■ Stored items

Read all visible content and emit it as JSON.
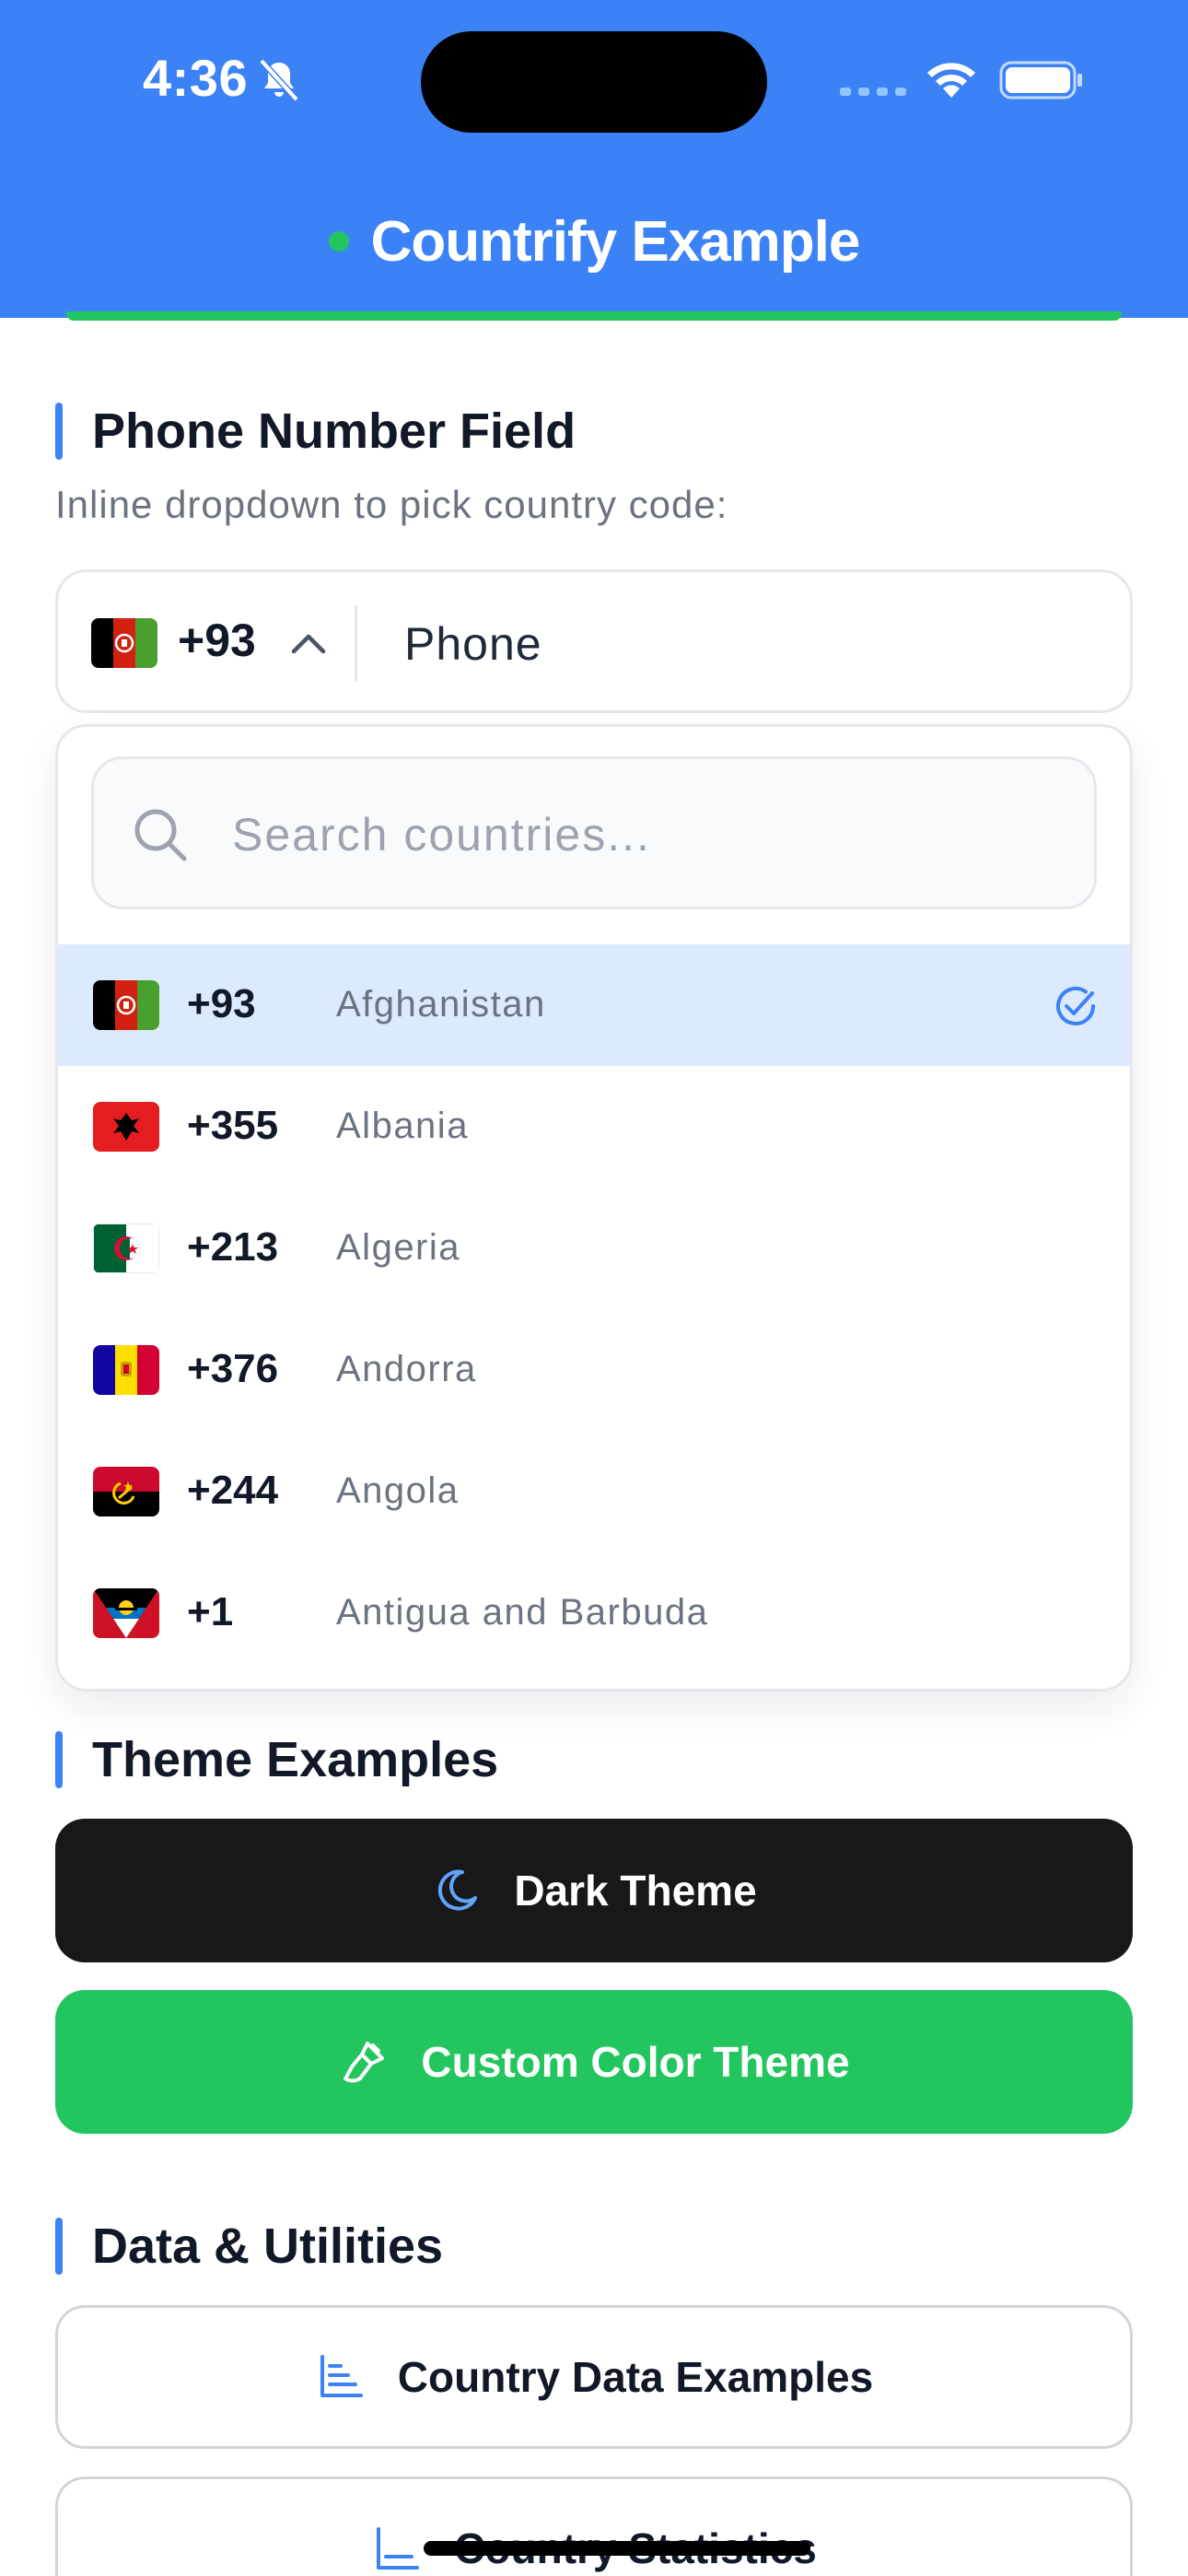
{
  "status_bar": {
    "time": "4:36"
  },
  "header": {
    "title": "Countrify Example",
    "accent": "#3b82f6",
    "dot_color": "#22c55e"
  },
  "phone_section": {
    "title": "Phone Number Field",
    "description": "Inline dropdown to pick country code:",
    "selected_code": "+93",
    "selected_flag": "flag-afghanistan",
    "phone_placeholder": "Phone",
    "search_placeholder": "Search countries...",
    "countries": [
      {
        "code": "+93",
        "name": "Afghanistan",
        "flag": "flag-afghanistan",
        "selected": true
      },
      {
        "code": "+355",
        "name": "Albania",
        "flag": "flag-albania",
        "selected": false
      },
      {
        "code": "+213",
        "name": "Algeria",
        "flag": "flag-algeria",
        "selected": false
      },
      {
        "code": "+376",
        "name": "Andorra",
        "flag": "flag-andorra",
        "selected": false
      },
      {
        "code": "+244",
        "name": "Angola",
        "flag": "flag-angola",
        "selected": false
      },
      {
        "code": "+1",
        "name": "Antigua and Barbuda",
        "flag": "flag-antigua",
        "selected": false
      }
    ]
  },
  "theme_section": {
    "title": "Theme Examples",
    "dark_label": "Dark Theme",
    "dark_icon": "moon-icon",
    "custom_label": "Custom Color Theme",
    "custom_icon": "brush-icon",
    "custom_color": "#22c55e"
  },
  "data_section": {
    "title": "Data & Utilities",
    "data_label": "Country Data Examples",
    "data_icon": "chart-icon",
    "stats_label": "Country Statistics",
    "stats_icon": "chart-icon"
  }
}
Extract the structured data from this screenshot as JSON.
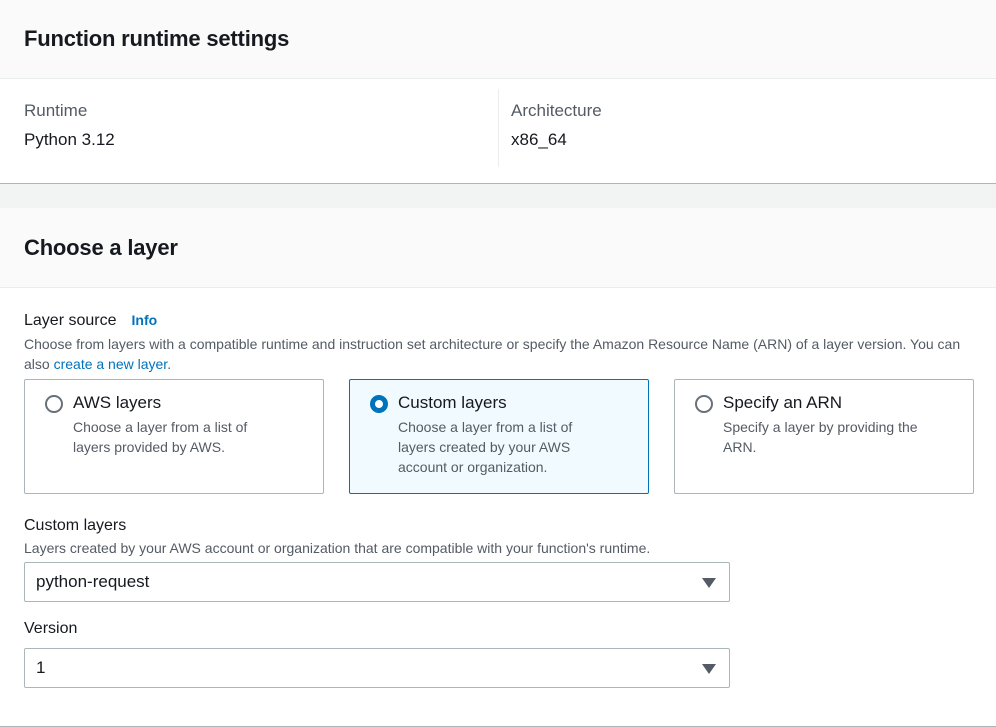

■ What the exercise asks
Return to the listing above and set it down exactly, leaving out its pictures.

■ Written solution
Read all visible content and emit it as JSON.
{
  "status_bar": {
    "time": "4:36"
  },
  "header": {
    "title": "Countrify Example",
    "accent": "#3b82f6",
    "dot_color": "#22c55e"
  },
  "phone_section": {
    "title": "Phone Number Field",
    "description": "Inline dropdown to pick country code:",
    "selected_code": "+93",
    "selected_flag": "flag-afghanistan",
    "phone_placeholder": "Phone",
    "search_placeholder": "Search countries...",
    "countries": [
      {
        "code": "+93",
        "name": "Afghanistan",
        "flag": "flag-afghanistan",
        "selected": true
      },
      {
        "code": "+355",
        "name": "Albania",
        "flag": "flag-albania",
        "selected": false
      },
      {
        "code": "+213",
        "name": "Algeria",
        "flag": "flag-algeria",
        "selected": false
      },
      {
        "code": "+376",
        "name": "Andorra",
        "flag": "flag-andorra",
        "selected": false
      },
      {
        "code": "+244",
        "name": "Angola",
        "flag": "flag-angola",
        "selected": false
      },
      {
        "code": "+1",
        "name": "Antigua and Barbuda",
        "flag": "flag-antigua",
        "selected": false
      }
    ]
  },
  "theme_section": {
    "title": "Theme Examples",
    "dark_label": "Dark Theme",
    "dark_icon": "moon-icon",
    "custom_label": "Custom Color Theme",
    "custom_icon": "brush-icon",
    "custom_color": "#22c55e"
  },
  "data_section": {
    "title": "Data & Utilities",
    "data_label": "Country Data Examples",
    "data_icon": "chart-icon",
    "stats_label": "Country Statistics",
    "stats_icon": "chart-icon"
  }
}
Extract the structured data from this screenshot as JSON.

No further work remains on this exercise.